-- START --
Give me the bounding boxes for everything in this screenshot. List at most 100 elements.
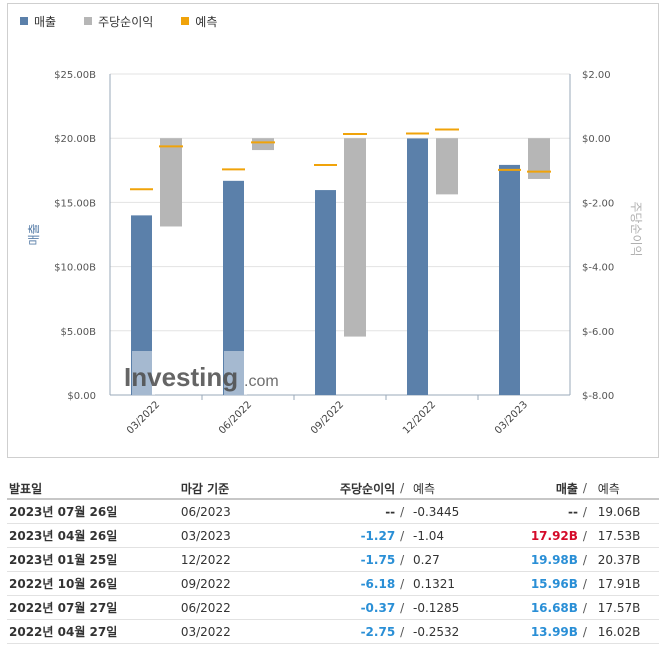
legend-item-forecast[interactable]: 예측 <box>181 13 217 30</box>
eps-bar[interactable] <box>436 138 458 195</box>
left-tick-label: $15.00B <box>54 198 96 209</box>
release-date-cell: 2023년 01월 25일 <box>9 553 118 567</box>
eps-cell: -1.75 <box>360 552 396 567</box>
eps-bar[interactable] <box>160 138 182 227</box>
revenue-bar[interactable] <box>315 190 336 395</box>
slash-divider: / <box>400 624 405 639</box>
right-tick-label: $0.00 <box>582 134 611 145</box>
chart-legend: 매출 주당순이익 예측 <box>20 13 245 29</box>
left-tick-label: $10.00B <box>54 263 96 274</box>
eps-bar[interactable] <box>344 138 366 337</box>
header-date[interactable]: 발표일 <box>9 481 43 496</box>
header-revenue[interactable]: 매출 <box>555 481 578 496</box>
watermark-logo: Investing <box>124 362 238 392</box>
revenue-cell: 13.99B <box>530 624 578 639</box>
eps-cell: -6.18 <box>360 576 396 591</box>
slash-divider: / <box>582 576 587 591</box>
eps-forecast-cell: -0.2532 <box>413 624 460 639</box>
slash-divider: / <box>400 576 405 591</box>
release-date-cell: 2022년 04월 27일 <box>9 625 118 639</box>
watermark-logo-suffix: .com <box>244 373 279 390</box>
header-period[interactable]: 마감 기준 <box>180 481 230 496</box>
x-tick-label: 12/2022 <box>401 399 438 436</box>
period-end-cell: 03/2022 <box>180 624 231 639</box>
slash-divider: / <box>400 528 405 543</box>
x-tick-label: 03/2022 <box>125 399 162 436</box>
eps-cell: -0.37 <box>360 600 396 615</box>
slash-divider: / <box>582 528 587 543</box>
watermark-fade-1 <box>132 351 155 395</box>
legend-label-revenue: 매출 <box>34 14 57 29</box>
eps-forecast-cell: -0.1285 <box>413 600 460 615</box>
release-date-cell: 2022년 10월 26일 <box>9 577 118 591</box>
legend-item-eps[interactable]: 주당순이익 <box>84 13 153 30</box>
revenue-cell: 19.98B <box>530 552 578 567</box>
slash-divider: / <box>582 504 587 519</box>
period-end-cell: 06/2023 <box>180 504 231 519</box>
revenue-bar[interactable] <box>499 164 520 395</box>
slash-divider: / <box>400 600 405 615</box>
eps-forecast-cell: 0.1321 <box>413 576 455 591</box>
eps-cell: -- <box>385 504 396 519</box>
eps-cell: -2.75 <box>360 624 396 639</box>
revenue-bar[interactable] <box>131 215 152 395</box>
eps-forecast-cell: 0.27 <box>413 552 440 567</box>
x-tick-label: 03/2023 <box>493 399 530 436</box>
chart-plot: $0.00 $5.00B $10.00B $15.00B $20.00B $25.00B $… <box>27 70 643 436</box>
legend-swatch-forecast <box>181 17 190 25</box>
table-row: 2023년 04월 26일 03/2023 -1.27 / -1.04 17.92B / 17… <box>7 524 659 548</box>
right-axis-title: 주당순이익 <box>629 201 643 256</box>
eps-forecast-cell: -1.04 <box>413 528 445 543</box>
revenue-forecast-cell: 19.06B <box>597 504 641 519</box>
release-date-cell: 2022년 07월 27일 <box>9 601 118 615</box>
left-tick-label: $0.00 <box>67 391 96 402</box>
header-eps-forecast: 예측 <box>413 481 436 496</box>
table-body: 2023년 07월 26일 06/2023 -- / -0.3445 --/19.06B 2… <box>7 500 659 644</box>
eps-cell: -1.27 <box>360 528 396 543</box>
right-tick-label: $-4.00 <box>582 263 614 274</box>
revenue-forecast-cell: 20.37B <box>597 552 641 567</box>
x-tick-label: 09/2022 <box>309 399 346 436</box>
table-header-row: 발표일 마감 기준 주당순이익 / 예측 매출 / 예측 <box>7 478 659 500</box>
header-slash: / <box>582 481 587 495</box>
legend-swatch-eps <box>84 17 93 25</box>
x-tick-label: 06/2022 <box>217 399 254 436</box>
left-tick-label: $20.00B <box>54 134 96 145</box>
revenue-cell: 17.92B <box>530 528 578 543</box>
header-eps[interactable]: 주당순이익 <box>339 481 396 496</box>
slash-divider: / <box>582 624 587 639</box>
legend-label-forecast: 예측 <box>195 14 218 29</box>
period-end-cell: 09/2022 <box>180 576 231 591</box>
header-slash: / <box>400 481 405 495</box>
left-tick-label: $25.00B <box>54 70 96 81</box>
eps-bar[interactable] <box>528 138 550 179</box>
table-row: 2023년 07월 26일 06/2023 -- / -0.3445 -- / 19.06B <box>7 500 659 524</box>
legend-swatch-revenue <box>20 17 28 25</box>
left-tick-label: $5.00B <box>61 327 97 338</box>
legend-item-revenue[interactable]: 매출 <box>20 13 56 30</box>
table-row: 2022년 10월 26일 09/2022 -6.18 / 0.1321 15.96B / 1… <box>7 572 659 596</box>
right-tick-label: $-2.00 <box>582 198 614 209</box>
slash-divider: / <box>582 552 587 567</box>
header-revenue-forecast: 예측 <box>597 481 620 496</box>
right-tick-label: $2.00 <box>582 70 611 81</box>
table-row: 2022년 07월 27일 06/2022 -0.37 / -0.1285 16.68B /… <box>7 596 659 620</box>
watermark-fade-2 <box>224 351 247 395</box>
slash-divider: / <box>400 552 405 567</box>
eps-forecast-cell: -0.3445 <box>413 504 460 519</box>
earnings-table: 발표일 마감 기준 주당순이익 / 예측 매출 / 예측 2023년 07월 2… <box>7 478 659 644</box>
right-tick-label: $-6.00 <box>582 327 614 338</box>
period-end-cell: 03/2023 <box>180 528 231 543</box>
legend-label-eps: 주당순이익 <box>98 14 154 29</box>
left-axis-title: 매출 <box>27 223 41 245</box>
earnings-chart-panel: 매출 주당순이익 예측 $0.00 $5.00B $10.00B $15.00B $20… <box>7 3 659 458</box>
release-date-cell: 2023년 07월 26일 <box>9 505 118 519</box>
revenue-bar[interactable] <box>223 180 244 395</box>
revenue-cell: 15.96B <box>530 576 578 591</box>
revenue-forecast-cell: 17.57B <box>597 600 641 615</box>
revenue-forecast-cell: 17.91B <box>597 576 641 591</box>
revenue-forecast-cell: 16.02B <box>597 624 641 639</box>
revenue-forecast-cell: 17.53B <box>597 528 641 543</box>
eps-bar[interactable] <box>252 138 274 151</box>
revenue-bar[interactable] <box>407 138 428 396</box>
-- END --
# [Aim of the exercise]
Could you output every line of the records above as a numbered list, skipping blank lines and leaving out the pictures?

# [Solution to the exercise]
1. Give me the bounding boxes for everything in this screenshot. List at most 100 elements.
2. legend-item-forecast[interactable]: 예측 <box>181 13 217 30</box>
3. eps-bar[interactable] <box>436 138 458 195</box>
4. left-tick-label: $15.00B <box>54 198 96 209</box>
5. release-date-cell: 2023년 01월 25일 <box>9 553 118 567</box>
6. eps-cell: -1.75 <box>360 552 396 567</box>
7. eps-bar[interactable] <box>160 138 182 227</box>
8. revenue-bar[interactable] <box>315 190 336 395</box>
9. slash-divider: / <box>400 624 405 639</box>
10. right-tick-label: $0.00 <box>582 134 611 145</box>
11. chart-legend: 매출 주당순이익 예측 <box>20 13 245 29</box>
12. left-tick-label: $10.00B <box>54 263 96 274</box>
13. eps-bar[interactable] <box>344 138 366 337</box>
14. header-date[interactable]: 발표일 <box>9 481 43 496</box>
15. header-revenue[interactable]: 매출 <box>555 481 578 496</box>
16. watermark-logo: Investing <box>124 362 238 392</box>
17. revenue-cell: 13.99B <box>530 624 578 639</box>
18. eps-cell: -6.18 <box>360 576 396 591</box>
19. slash-divider: / <box>582 576 587 591</box>
20. eps-forecast-cell: -0.2532 <box>413 624 460 639</box>
21. slash-divider: / <box>400 576 405 591</box>
22. release-date-cell: 2022년 04월 27일 <box>9 625 118 639</box>
23. watermark-logo-suffix: .com <box>244 373 279 390</box>
24. header-period[interactable]: 마감 기준 <box>180 481 230 496</box>
25. x-tick-label: 12/2022 <box>401 399 438 436</box>
26. period-end-cell: 03/2022 <box>180 624 231 639</box>
27. slash-divider: / <box>400 528 405 543</box>
28. x-tick-label: 03/2022 <box>125 399 162 436</box>
29. eps-cell: -0.37 <box>360 600 396 615</box>
30. slash-divider: / <box>582 528 587 543</box>
31. watermark-fade-1 <box>132 351 155 395</box>
32. legend-label-revenue: 매출 <box>34 14 57 29</box>
33. eps-forecast-cell: -0.1285 <box>413 600 460 615</box>
34. release-date-cell: 2022년 10월 26일 <box>9 577 118 591</box>
35. legend-item-eps[interactable]: 주당순이익 <box>84 13 153 30</box>
36. revenue-cell: 19.98B <box>530 552 578 567</box>
37. slash-divider: / <box>582 504 587 519</box>
38. period-end-cell: 06/2023 <box>180 504 231 519</box>
39. revenue-bar[interactable] <box>499 164 520 395</box>
40. slash-divider: / <box>400 600 405 615</box>
41. eps-forecast-cell: 0.1321 <box>413 576 455 591</box>
42. eps-cell: -- <box>385 504 396 519</box>
43. eps-cell: -2.75 <box>360 624 396 639</box>
44. revenue-bar[interactable] <box>131 215 152 395</box>
45. eps-forecast-cell: 0.27 <box>413 552 440 567</box>
46. x-tick-label: 03/2023 <box>493 399 530 436</box>
47. chart-plot: $0.00 $5.00B $10.00B $15.00B $20.00B $25.00B $… <box>27 70 643 436</box>
48. legend-swatch-forecast <box>181 17 190 25</box>
49. table-row: 2023년 04월 26일 03/2023 -1.27 / -1.04 17.92B / 17… <box>7 524 659 548</box>
50. right-axis-title: 주당순이익 <box>629 201 643 256</box>
51. eps-forecast-cell: -1.04 <box>413 528 445 543</box>
52. revenue-forecast-cell: 19.06B <box>597 504 641 519</box>
53. release-date-cell: 2022년 07월 27일 <box>9 601 118 615</box>
54. left-tick-label: $0.00 <box>67 391 96 402</box>
55. header-eps-forecast: 예측 <box>413 481 436 496</box>
56. table-body: 2023년 07월 26일 06/2023 -- / -0.3445 --/19.06B 2… <box>7 500 659 644</box>
57. eps-cell: -1.27 <box>360 528 396 543</box>
58. right-tick-label: $-4.00 <box>582 263 614 274</box>
59. revenue-forecast-cell: 20.37B <box>597 552 641 567</box>
60. x-tick-label: 09/2022 <box>309 399 346 436</box>
61. table-header-row: 발표일 마감 기준 주당순이익 / 예측 매출 / 예측 <box>7 478 659 500</box>
62. header-slash: / <box>582 481 587 495</box>
63. legend-swatch-eps <box>84 17 93 25</box>
64. x-tick-label: 06/2022 <box>217 399 254 436</box>
65. left-tick-label: $20.00B <box>54 134 96 145</box>
66. revenue-cell: 17.92B <box>530 528 578 543</box>
67. header-eps[interactable]: 주당순이익 <box>339 481 396 496</box>
68. slash-divider: / <box>582 624 587 639</box>
69. legend-label-forecast: 예측 <box>195 14 218 29</box>
70. period-end-cell: 09/2022 <box>180 576 231 591</box>
71. header-slash: / <box>400 481 405 495</box>
72. left-tick-label: $25.00B <box>54 70 96 81</box>
73. eps-bar[interactable] <box>528 138 550 179</box>
74. table-row: 2023년 07월 26일 06/2023 -- / -0.3445 -- / 19.06B <box>7 500 659 524</box>
75. legend-swatch-revenue <box>20 17 28 25</box>
76. left-tick-label: $5.00B <box>61 327 97 338</box>
77. legend-item-revenue[interactable]: 매출 <box>20 13 56 30</box>
78. table-row: 2022년 10월 26일 09/2022 -6.18 / 0.1321 15.96B / 1… <box>7 572 659 596</box>
79. right-tick-label: $-2.00 <box>582 198 614 209</box>
80. slash-divider: / <box>582 552 587 567</box>
81. header-revenue-forecast: 예측 <box>597 481 620 496</box>
82. right-tick-label: $2.00 <box>582 70 611 81</box>
83. table-row: 2022년 07월 27일 06/2022 -0.37 / -0.1285 16.68B /… <box>7 596 659 620</box>
84. watermark-fade-2 <box>224 351 247 395</box>
85. slash-divider: / <box>400 552 405 567</box>
86. eps-forecast-cell: -0.3445 <box>413 504 460 519</box>
87. earnings-table: 발표일 마감 기준 주당순이익 / 예측 매출 / 예측 2023년 07월 2… <box>7 478 659 644</box>
88. right-tick-label: $-6.00 <box>582 327 614 338</box>
89. period-end-cell: 03/2023 <box>180 528 231 543</box>
90. legend-label-eps: 주당순이익 <box>98 14 154 29</box>
91. left-axis-title: 매출 <box>27 223 41 245</box>
92. earnings-chart-panel: 매출 주당순이익 예측 $0.00 $5.00B $10.00B $15.00B $20… <box>7 3 659 458</box>
93. release-date-cell: 2023년 07월 26일 <box>9 505 118 519</box>
94. revenue-bar[interactable] <box>223 180 244 395</box>
95. revenue-cell: 15.96B <box>530 576 578 591</box>
96. revenue-forecast-cell: 17.57B <box>597 600 641 615</box>
97. revenue-forecast-cell: 17.91B <box>597 576 641 591</box>
98. revenue-forecast-cell: 16.02B <box>597 624 641 639</box>
99. revenue-forecast-cell: 17.53B <box>597 528 641 543</box>
100. eps-bar[interactable] <box>252 138 274 151</box>
101. revenue-bar[interactable] <box>407 138 428 396</box>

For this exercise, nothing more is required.